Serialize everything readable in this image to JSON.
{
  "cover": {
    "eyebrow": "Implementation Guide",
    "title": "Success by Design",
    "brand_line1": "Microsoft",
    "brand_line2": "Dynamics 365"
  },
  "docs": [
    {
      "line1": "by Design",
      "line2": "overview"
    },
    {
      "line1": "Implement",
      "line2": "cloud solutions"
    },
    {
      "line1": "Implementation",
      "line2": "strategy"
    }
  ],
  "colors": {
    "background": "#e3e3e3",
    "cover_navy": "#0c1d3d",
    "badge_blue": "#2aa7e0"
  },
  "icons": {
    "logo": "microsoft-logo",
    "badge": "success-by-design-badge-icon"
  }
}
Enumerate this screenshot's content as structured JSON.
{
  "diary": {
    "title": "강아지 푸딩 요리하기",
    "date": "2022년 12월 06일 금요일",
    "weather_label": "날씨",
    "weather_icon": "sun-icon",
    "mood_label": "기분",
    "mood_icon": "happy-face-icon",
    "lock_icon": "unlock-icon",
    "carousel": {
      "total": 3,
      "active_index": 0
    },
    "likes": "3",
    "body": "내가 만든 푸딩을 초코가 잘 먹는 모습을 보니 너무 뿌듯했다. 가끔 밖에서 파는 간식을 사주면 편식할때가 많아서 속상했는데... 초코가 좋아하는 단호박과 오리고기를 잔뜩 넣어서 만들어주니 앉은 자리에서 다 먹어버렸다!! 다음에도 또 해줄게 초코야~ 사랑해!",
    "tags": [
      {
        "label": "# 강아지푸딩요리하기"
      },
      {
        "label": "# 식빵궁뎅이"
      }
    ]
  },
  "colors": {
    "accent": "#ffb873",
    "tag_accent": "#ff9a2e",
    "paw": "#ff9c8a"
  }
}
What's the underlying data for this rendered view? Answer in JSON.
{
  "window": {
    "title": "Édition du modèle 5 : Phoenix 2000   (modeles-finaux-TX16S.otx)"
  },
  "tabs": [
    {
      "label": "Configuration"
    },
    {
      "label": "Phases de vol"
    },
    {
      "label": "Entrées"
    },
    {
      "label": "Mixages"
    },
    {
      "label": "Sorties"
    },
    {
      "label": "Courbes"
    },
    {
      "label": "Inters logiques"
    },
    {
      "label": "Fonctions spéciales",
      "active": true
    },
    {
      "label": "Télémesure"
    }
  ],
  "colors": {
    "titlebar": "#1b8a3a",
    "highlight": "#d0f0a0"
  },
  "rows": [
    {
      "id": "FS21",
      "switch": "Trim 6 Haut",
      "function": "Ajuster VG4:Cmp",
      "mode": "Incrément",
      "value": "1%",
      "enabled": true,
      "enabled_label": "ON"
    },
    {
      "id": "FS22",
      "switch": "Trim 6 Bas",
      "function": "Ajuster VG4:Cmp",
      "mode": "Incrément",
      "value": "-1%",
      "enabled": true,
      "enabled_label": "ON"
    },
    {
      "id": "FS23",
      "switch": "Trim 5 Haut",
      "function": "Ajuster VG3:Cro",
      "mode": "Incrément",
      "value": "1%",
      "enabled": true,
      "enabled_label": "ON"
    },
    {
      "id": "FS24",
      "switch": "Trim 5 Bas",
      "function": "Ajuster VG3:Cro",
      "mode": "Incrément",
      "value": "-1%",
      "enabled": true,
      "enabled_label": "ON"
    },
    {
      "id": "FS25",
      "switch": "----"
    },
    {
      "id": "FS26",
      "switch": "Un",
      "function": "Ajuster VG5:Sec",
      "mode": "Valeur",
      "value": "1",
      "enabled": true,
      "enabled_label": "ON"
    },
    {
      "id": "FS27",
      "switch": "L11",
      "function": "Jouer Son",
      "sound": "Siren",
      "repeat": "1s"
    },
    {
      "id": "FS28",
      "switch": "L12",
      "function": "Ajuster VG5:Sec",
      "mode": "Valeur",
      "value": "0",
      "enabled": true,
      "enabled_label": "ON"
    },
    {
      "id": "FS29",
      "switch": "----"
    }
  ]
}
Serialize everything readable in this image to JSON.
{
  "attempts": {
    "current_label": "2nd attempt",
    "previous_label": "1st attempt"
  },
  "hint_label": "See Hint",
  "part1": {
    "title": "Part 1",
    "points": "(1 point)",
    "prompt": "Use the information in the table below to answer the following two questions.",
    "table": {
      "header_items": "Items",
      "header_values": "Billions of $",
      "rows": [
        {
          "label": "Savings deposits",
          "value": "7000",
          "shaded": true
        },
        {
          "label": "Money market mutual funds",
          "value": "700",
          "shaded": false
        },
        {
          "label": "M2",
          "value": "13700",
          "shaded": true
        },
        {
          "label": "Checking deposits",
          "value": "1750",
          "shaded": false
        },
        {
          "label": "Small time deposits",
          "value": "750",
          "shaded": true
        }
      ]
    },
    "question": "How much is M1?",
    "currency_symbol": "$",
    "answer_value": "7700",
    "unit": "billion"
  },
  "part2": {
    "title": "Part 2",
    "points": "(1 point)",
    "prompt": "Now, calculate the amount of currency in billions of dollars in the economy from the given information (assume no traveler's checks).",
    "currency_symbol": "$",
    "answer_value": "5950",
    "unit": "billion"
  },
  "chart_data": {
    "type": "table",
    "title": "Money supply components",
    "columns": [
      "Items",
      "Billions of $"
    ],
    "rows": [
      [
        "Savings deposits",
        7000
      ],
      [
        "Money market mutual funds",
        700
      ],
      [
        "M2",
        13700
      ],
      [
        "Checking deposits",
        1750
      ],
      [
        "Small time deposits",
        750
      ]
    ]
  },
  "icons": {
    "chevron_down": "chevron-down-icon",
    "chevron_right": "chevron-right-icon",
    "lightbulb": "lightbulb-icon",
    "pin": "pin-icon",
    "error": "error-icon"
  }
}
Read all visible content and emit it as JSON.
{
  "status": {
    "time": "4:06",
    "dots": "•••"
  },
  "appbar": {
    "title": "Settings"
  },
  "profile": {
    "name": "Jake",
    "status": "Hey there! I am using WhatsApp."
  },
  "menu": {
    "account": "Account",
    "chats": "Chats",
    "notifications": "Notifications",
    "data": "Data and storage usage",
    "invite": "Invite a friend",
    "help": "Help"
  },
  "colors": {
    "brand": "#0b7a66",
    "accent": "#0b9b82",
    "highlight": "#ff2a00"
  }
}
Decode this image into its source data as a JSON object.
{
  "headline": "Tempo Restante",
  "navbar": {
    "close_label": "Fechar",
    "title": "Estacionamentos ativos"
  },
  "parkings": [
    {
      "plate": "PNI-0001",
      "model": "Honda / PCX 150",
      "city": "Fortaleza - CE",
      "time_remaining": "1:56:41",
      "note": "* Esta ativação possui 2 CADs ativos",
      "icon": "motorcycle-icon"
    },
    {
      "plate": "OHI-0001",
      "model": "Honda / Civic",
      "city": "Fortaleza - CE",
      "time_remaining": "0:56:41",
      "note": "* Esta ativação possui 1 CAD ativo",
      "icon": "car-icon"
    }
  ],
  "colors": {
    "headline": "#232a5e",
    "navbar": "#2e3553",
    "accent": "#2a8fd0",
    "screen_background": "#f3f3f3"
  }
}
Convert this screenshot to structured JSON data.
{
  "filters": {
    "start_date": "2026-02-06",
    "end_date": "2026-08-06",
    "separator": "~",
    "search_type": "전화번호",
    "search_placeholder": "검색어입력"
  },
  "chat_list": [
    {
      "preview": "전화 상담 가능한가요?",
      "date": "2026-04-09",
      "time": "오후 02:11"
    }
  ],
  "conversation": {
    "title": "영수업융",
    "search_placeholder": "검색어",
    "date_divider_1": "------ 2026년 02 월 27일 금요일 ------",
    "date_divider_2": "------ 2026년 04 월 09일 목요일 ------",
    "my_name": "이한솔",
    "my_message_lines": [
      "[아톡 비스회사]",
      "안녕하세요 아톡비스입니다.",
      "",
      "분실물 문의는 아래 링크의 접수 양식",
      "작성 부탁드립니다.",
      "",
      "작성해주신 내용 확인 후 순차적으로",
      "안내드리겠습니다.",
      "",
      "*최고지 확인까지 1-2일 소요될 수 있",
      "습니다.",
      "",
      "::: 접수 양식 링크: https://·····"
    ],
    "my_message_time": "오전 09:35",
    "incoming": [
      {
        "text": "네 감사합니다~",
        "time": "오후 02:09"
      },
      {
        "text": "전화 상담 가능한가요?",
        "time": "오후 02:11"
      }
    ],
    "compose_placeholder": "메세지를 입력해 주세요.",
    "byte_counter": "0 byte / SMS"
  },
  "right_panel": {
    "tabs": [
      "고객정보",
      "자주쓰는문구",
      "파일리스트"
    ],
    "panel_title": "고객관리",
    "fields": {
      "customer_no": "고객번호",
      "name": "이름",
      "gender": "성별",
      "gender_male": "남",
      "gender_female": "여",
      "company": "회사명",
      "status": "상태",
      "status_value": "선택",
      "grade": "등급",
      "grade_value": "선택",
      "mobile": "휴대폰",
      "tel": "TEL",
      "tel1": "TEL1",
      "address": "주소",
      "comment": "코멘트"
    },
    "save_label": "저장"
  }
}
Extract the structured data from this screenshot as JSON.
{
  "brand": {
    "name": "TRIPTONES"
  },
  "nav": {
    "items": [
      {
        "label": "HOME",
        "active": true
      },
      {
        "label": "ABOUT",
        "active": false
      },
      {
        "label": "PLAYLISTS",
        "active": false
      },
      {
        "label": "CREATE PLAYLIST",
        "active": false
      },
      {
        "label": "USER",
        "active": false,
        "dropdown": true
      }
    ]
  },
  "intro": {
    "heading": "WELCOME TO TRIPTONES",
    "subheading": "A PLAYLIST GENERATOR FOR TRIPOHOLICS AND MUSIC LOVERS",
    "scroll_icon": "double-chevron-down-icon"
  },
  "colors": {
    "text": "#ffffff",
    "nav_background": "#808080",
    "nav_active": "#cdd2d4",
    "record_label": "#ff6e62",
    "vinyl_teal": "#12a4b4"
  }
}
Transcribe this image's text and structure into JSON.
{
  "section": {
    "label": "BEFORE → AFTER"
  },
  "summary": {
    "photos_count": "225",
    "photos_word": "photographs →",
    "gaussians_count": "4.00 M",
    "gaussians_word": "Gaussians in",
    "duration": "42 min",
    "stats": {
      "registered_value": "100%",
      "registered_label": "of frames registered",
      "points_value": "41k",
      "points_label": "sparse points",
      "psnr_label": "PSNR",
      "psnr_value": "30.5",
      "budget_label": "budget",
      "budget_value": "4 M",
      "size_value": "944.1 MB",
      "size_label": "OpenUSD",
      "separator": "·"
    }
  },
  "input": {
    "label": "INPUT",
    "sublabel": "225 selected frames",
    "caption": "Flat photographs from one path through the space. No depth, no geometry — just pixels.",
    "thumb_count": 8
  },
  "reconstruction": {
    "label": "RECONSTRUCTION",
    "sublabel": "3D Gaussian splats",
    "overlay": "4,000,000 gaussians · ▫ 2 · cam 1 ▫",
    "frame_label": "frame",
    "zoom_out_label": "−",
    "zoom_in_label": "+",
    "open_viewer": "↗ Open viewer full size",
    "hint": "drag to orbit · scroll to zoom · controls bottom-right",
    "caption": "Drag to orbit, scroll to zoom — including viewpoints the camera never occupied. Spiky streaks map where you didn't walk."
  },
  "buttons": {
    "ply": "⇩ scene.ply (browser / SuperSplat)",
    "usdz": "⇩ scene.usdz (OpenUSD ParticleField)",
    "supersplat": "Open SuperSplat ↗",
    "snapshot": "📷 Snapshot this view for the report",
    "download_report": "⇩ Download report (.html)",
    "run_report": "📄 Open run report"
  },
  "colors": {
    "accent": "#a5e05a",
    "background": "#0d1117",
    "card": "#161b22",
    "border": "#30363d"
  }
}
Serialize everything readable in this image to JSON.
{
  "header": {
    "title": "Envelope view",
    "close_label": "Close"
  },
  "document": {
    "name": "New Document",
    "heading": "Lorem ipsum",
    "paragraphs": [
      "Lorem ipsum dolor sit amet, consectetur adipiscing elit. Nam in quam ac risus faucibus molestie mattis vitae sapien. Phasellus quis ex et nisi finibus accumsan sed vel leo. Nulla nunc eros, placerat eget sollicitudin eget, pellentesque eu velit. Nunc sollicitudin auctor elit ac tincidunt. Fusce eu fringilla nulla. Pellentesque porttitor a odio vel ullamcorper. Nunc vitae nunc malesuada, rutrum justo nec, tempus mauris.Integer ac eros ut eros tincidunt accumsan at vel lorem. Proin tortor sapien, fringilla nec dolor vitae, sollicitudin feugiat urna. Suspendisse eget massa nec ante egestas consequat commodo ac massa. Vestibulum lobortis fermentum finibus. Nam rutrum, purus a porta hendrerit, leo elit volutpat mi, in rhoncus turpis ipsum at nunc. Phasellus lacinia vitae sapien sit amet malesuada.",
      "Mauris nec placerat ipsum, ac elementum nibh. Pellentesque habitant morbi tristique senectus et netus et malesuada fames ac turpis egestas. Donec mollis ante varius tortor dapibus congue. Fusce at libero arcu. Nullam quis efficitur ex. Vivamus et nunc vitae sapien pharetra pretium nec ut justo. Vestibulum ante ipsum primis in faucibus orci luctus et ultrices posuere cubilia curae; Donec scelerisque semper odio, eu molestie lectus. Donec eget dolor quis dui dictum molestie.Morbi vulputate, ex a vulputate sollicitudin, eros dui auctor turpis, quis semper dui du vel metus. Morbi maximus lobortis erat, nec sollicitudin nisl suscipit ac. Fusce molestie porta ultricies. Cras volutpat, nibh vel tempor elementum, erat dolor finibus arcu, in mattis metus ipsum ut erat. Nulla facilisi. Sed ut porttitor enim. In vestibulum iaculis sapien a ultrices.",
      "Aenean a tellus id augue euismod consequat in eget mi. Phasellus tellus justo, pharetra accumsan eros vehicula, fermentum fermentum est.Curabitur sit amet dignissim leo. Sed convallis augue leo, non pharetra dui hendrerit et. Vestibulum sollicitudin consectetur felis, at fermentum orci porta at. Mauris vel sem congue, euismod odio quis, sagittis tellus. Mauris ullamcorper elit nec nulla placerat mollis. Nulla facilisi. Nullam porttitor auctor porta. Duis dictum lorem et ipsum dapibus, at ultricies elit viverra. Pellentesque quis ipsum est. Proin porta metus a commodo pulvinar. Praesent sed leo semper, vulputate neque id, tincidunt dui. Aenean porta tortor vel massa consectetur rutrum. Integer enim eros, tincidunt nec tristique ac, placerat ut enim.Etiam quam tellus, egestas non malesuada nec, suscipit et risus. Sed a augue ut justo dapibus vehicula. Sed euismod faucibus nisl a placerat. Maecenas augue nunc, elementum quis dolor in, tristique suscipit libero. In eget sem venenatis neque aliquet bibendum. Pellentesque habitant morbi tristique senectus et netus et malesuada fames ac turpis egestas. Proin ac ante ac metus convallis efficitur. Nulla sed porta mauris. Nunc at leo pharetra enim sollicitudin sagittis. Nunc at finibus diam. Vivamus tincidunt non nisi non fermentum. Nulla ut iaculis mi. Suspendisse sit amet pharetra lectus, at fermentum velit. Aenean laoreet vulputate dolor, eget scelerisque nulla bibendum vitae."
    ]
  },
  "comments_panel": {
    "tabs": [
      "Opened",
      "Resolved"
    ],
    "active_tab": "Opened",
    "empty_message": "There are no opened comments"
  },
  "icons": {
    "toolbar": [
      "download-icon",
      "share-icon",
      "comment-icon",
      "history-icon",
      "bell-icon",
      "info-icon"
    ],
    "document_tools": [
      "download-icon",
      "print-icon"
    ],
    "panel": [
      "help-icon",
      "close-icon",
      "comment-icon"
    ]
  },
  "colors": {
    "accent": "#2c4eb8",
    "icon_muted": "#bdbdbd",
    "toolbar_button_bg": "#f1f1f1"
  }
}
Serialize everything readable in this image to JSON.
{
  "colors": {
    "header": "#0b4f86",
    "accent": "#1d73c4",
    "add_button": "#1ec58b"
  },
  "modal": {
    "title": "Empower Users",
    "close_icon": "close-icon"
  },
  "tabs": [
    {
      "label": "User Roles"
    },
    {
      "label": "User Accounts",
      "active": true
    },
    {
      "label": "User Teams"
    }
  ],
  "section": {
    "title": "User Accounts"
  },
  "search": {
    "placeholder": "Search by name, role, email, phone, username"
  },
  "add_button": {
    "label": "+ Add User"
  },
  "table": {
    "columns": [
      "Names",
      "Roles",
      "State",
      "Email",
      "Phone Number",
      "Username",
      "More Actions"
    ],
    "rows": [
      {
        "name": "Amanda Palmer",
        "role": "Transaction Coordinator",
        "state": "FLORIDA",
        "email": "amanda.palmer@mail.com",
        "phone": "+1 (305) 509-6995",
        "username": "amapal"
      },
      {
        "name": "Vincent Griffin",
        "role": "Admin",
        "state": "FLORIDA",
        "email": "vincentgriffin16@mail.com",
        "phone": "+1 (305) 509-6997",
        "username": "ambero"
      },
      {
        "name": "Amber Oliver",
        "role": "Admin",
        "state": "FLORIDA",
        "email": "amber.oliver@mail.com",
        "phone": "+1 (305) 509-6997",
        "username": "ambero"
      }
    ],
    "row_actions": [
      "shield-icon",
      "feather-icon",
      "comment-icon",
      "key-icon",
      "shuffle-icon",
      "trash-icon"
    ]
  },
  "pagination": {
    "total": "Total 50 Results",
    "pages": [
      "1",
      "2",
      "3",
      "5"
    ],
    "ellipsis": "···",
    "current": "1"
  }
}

• [SET PROBLEM] Return each line that includes "structured".

• [WORKED SOLUTION]
Enumerate this screenshot's content as structured JSON.
Convert this screenshot to structured JSON data.
Extract the structured data from this screenshot as JSON.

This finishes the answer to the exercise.